# DATA LISTING
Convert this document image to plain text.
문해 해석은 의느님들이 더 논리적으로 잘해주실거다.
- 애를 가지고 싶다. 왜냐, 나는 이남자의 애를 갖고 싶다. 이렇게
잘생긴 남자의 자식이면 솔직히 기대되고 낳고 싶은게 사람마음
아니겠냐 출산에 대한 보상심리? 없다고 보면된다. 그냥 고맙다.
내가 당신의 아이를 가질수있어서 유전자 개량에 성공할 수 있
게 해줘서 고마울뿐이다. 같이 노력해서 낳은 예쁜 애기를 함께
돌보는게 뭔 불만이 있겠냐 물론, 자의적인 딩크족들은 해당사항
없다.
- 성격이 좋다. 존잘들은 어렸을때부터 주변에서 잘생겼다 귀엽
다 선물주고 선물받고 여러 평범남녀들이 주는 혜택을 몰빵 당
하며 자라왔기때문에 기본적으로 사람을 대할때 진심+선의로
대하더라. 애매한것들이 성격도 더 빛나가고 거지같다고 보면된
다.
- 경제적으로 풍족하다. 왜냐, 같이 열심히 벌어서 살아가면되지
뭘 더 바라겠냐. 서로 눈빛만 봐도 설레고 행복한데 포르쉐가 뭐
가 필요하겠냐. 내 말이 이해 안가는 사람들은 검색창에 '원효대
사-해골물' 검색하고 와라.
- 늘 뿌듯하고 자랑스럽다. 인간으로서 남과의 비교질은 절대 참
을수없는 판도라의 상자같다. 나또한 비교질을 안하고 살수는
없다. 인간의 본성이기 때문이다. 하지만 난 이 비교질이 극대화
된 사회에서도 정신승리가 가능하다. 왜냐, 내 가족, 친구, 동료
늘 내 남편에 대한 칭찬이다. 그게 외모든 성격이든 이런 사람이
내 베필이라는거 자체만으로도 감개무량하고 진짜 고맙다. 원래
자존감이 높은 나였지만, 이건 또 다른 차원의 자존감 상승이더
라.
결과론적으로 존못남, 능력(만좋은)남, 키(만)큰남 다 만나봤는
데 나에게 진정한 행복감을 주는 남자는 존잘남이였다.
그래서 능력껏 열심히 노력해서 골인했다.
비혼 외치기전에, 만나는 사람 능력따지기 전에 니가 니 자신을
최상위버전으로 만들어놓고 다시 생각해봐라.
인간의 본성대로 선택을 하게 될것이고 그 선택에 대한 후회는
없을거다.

...

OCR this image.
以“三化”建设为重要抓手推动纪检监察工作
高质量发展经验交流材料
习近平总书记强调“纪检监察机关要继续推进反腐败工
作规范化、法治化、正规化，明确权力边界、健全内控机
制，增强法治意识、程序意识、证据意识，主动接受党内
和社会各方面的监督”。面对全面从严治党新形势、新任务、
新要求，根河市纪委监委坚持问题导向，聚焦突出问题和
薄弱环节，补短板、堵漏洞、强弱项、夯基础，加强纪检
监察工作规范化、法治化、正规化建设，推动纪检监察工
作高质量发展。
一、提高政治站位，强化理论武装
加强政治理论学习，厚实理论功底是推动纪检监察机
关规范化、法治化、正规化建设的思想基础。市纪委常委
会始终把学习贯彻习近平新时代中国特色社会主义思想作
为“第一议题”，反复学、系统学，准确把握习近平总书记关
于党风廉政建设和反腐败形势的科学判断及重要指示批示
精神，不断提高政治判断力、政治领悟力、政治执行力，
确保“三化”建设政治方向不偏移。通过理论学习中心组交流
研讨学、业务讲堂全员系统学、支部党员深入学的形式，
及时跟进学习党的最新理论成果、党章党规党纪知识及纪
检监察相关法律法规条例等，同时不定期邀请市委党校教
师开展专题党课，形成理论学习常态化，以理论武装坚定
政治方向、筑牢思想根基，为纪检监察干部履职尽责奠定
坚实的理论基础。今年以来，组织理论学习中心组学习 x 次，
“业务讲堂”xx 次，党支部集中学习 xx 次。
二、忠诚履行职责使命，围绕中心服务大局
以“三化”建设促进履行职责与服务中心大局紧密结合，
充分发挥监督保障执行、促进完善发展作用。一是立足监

# TASK
Gather each line in these records that contains the string "image".

# OUTPUT BELOW
Convert this document image to plain text.
OCR this image.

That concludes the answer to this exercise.